▸ **Text block**
===============

In a recent study, it was highlighted that NLR and MPV were independent markers of the presence of severe atherosclerosis (13). However, to the best of our knowledge, no previous study has examined the change in hemocyte inflammatory parameters in patients who have undergone bariatric surgery and evaluated the relationship of this change with vascular parameters. In this study, by focusing on this main idea, we aimed to evaluate the relationship between the weight loss and the vessel wall and inflammatory response. There was an extremely rapid decrease in NLR, especially during the first 6 months in the patients from the current study who were seen to rapidly lose weight, and this decrease was thought to be associated with the decrease in neutrophil percentage and increase in lymphocyte percentage.
Parameters such as NLR and neutrophil percentage that were objective criteria of this study were seen to be strongly correlated with all the vascular stiffness parameters. Uysal et al. (13) emphasized that a cutoff value of 2.54 was extremely effective in showing the atherosclerotic process on coronary angiography in patients with no previous findings. This value was taken into consideration in the current study when the baseline NLR values were grouped, and it was seen that values >2.54 had a significantly positive effect on cIMT.
Recent studies have suggested that MPV is a potential biomarker for CDV (13, 30). High-volume thrombocytes are metabolically and enzymatically more active than small-volume thrombocytes, and they are thought to have a higher hemostasis capacity. Studies conducted on this subject have reported that CDV are seen more in patients with high MPV, and there is a greater possibility of the development of CDV in healthy individuals with high MPV (13, 30). In a recent study, it was reported that patients with MPV values >10.4 were a risk group for the development of atherosclerosis even if there was no previous cardiovascular pathology on angiography (13). In the current study, MPV values decreased together with the BMI values, and a statistically significant difference was determined in the values at the end of 18 months compared with the baseline values. Although there was no statistically significant difference when the baseline MPV values were grouped as above and below 10.4, the vascular parameters of patients with MPV >10.4 were seen to be worse.

===============

[Page segmentation data]
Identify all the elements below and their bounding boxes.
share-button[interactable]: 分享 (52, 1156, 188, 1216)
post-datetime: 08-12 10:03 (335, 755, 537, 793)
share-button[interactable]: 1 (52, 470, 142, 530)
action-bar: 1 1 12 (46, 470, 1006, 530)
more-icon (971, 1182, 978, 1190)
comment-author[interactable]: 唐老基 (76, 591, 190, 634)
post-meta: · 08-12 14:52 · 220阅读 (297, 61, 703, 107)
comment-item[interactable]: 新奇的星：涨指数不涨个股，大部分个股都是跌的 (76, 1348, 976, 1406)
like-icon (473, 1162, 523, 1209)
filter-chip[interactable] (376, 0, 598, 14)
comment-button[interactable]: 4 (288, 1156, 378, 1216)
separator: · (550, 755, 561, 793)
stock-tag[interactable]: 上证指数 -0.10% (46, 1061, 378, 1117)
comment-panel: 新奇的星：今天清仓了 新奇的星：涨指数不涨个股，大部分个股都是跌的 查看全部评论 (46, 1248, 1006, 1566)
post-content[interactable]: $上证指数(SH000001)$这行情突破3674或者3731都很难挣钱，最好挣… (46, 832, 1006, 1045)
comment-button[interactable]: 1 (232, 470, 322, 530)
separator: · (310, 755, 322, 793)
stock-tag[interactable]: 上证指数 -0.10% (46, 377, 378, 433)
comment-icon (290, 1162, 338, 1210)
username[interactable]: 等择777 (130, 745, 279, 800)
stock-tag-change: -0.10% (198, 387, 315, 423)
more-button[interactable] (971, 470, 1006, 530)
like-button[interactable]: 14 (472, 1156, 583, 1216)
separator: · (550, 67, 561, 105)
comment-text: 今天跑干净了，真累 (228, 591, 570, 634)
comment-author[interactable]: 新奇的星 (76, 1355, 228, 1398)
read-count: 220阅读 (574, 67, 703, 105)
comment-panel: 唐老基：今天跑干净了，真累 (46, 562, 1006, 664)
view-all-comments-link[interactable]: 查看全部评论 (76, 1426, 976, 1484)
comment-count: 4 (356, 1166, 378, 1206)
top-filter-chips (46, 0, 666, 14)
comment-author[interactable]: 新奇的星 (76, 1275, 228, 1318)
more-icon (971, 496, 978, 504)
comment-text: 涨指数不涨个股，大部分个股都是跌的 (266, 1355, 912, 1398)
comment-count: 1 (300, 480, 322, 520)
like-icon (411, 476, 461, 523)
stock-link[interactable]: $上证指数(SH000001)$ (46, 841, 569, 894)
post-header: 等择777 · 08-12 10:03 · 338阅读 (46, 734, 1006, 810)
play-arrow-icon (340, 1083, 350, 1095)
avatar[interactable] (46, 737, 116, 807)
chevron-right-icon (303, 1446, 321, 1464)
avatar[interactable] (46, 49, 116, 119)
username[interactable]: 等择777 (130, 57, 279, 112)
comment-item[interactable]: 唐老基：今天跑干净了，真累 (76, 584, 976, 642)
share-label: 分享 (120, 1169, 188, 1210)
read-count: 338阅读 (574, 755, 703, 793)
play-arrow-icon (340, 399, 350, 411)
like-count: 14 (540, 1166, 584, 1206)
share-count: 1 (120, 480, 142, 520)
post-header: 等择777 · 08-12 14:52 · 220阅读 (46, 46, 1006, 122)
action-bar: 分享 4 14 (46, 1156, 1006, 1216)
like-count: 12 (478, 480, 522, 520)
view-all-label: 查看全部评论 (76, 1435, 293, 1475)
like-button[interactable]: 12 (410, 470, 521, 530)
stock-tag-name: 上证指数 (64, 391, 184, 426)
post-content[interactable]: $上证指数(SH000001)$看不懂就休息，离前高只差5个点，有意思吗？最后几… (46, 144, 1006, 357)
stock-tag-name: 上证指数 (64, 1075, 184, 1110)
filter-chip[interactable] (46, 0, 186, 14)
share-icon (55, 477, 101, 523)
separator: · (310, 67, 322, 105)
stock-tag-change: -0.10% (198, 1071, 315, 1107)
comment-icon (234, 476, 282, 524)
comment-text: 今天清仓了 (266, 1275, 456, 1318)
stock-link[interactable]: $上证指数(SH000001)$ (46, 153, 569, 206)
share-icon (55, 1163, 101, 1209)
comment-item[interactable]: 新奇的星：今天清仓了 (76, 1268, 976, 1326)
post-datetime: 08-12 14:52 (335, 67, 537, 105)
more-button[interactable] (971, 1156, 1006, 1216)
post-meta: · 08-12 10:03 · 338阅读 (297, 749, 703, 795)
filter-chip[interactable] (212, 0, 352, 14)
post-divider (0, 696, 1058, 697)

===============

▸ **Check your understanding**
A – In the bariatric surgery discussion, what NLR cutoff value did Uysal et al. emphasize as effective in showing the atherosclerotic process on coronary angiography?
B – Write the next part of the bariatric surgery discussion, picking up after its final sentence.
The listing is not needed for any of the work here.

▸ **Answer list**
A – A cutoff value of 2.54.

B –
The main limitation of this study was that there was no control group. However, as seen in Table 3, the study participants were separated into objective sub-groups. As it was considered that individual differences such as BMI, HT, and diabetes could change the biochemical, vascular, morphologic, and anthropometric hemocytic parameters, it was planned to use the pre- and postoperative values of the same individuals. Thus, it was aimed to minimize individual variations. Although the number of patients included was limited, according to the power analyses applied, the number was sufficient so that the results could be interpreted.
Conclusion
The study results showed that bariatric surgical procedures such as SG are not only cosmetic procedures reducing the BMI values, but they also have a protective effect on vascular parameters and thereby on CVD by bringing the hyperglycemic state under control, regulating HT, and controlling various inflammatory parameters.